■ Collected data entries
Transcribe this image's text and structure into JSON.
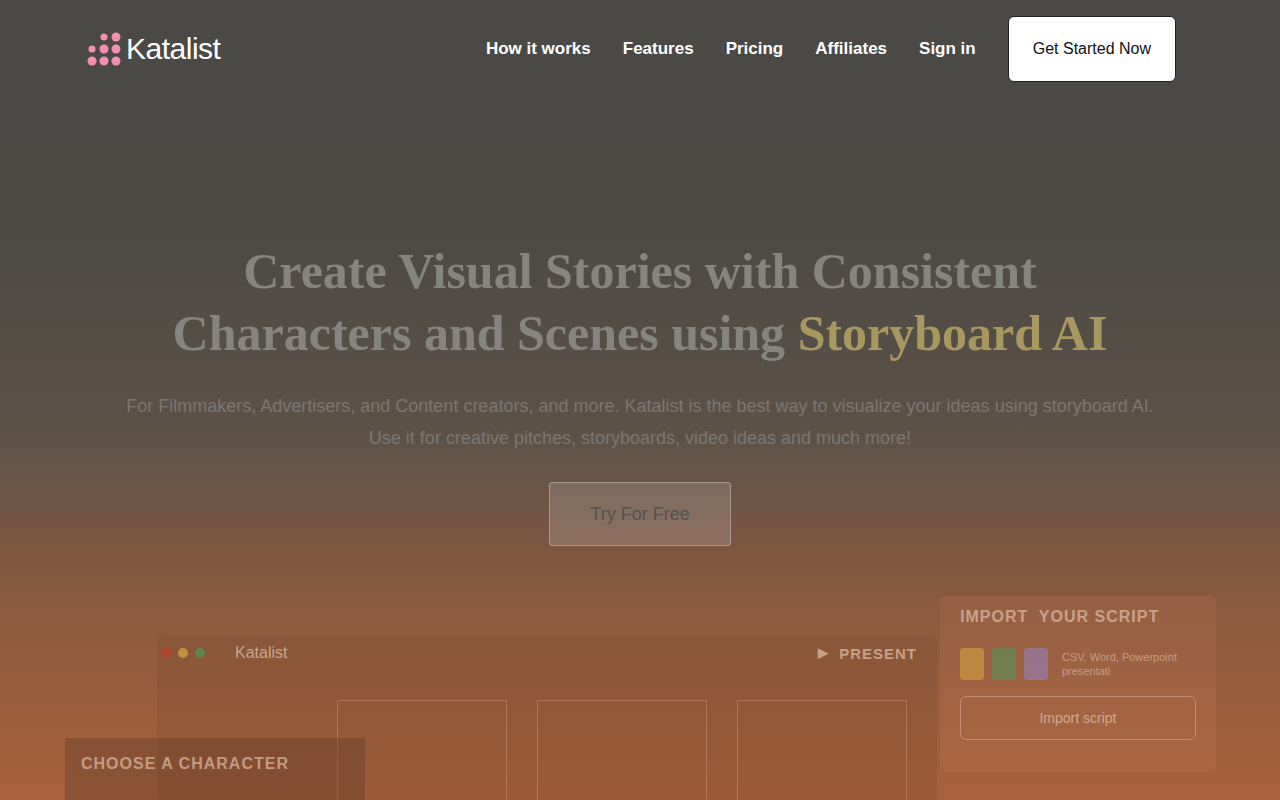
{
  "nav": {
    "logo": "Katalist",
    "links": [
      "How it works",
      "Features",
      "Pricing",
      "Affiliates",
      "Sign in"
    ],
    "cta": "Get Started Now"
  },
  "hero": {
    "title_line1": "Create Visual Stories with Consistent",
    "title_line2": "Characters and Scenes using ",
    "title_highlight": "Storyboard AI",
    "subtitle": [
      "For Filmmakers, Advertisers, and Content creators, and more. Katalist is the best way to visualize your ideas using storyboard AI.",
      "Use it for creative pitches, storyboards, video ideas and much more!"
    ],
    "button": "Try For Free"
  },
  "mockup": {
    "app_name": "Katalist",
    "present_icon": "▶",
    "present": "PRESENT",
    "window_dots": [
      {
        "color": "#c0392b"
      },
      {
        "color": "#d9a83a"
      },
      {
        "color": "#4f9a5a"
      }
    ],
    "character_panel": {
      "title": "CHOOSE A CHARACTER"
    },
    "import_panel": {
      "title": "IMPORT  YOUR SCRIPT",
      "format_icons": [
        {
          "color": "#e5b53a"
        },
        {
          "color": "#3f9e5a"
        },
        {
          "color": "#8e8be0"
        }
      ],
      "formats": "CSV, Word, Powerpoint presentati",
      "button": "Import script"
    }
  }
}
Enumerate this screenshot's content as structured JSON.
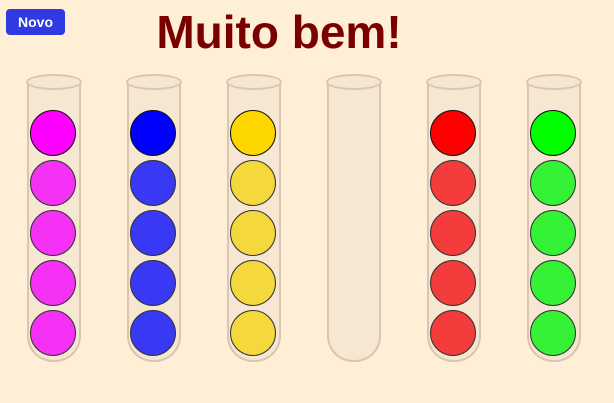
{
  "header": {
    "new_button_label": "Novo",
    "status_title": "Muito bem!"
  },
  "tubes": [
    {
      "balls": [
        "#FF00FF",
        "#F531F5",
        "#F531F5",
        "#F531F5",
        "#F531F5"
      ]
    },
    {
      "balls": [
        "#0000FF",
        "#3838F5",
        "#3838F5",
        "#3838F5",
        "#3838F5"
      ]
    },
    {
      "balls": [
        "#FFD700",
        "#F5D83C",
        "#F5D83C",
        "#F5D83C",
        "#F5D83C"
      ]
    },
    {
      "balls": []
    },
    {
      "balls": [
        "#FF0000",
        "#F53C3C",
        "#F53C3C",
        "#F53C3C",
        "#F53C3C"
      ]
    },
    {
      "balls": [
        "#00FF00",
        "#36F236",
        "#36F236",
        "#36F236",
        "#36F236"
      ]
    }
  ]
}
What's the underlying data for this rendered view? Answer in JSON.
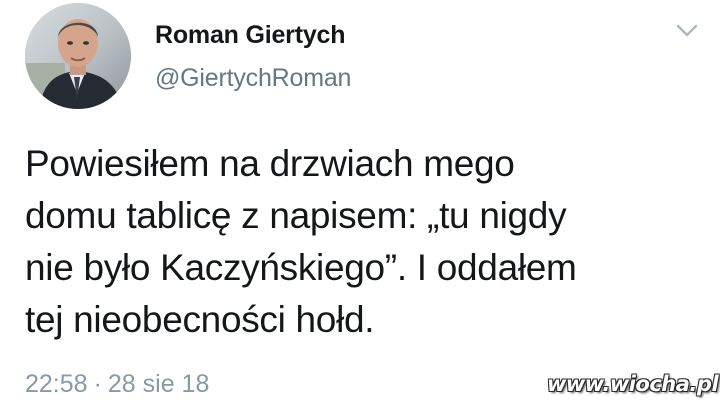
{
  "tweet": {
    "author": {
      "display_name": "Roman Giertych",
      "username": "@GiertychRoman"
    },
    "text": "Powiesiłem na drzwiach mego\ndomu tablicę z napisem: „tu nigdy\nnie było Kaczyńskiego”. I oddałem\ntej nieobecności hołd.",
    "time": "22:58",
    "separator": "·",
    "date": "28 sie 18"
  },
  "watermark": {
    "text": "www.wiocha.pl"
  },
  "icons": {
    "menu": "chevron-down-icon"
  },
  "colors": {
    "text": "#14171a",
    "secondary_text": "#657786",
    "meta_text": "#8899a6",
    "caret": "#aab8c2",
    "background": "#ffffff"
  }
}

■ Exercise task
Using the listing above, gather each line that holds the string "more" and copy it.

■ Worked solution
      "For Filmmakers, Advertisers, and Content creators, and more. Katalist is the best way to visualize your ideas using storyboard AI.",
      "Use it for creative pitches, storyboards, video ideas and much more!"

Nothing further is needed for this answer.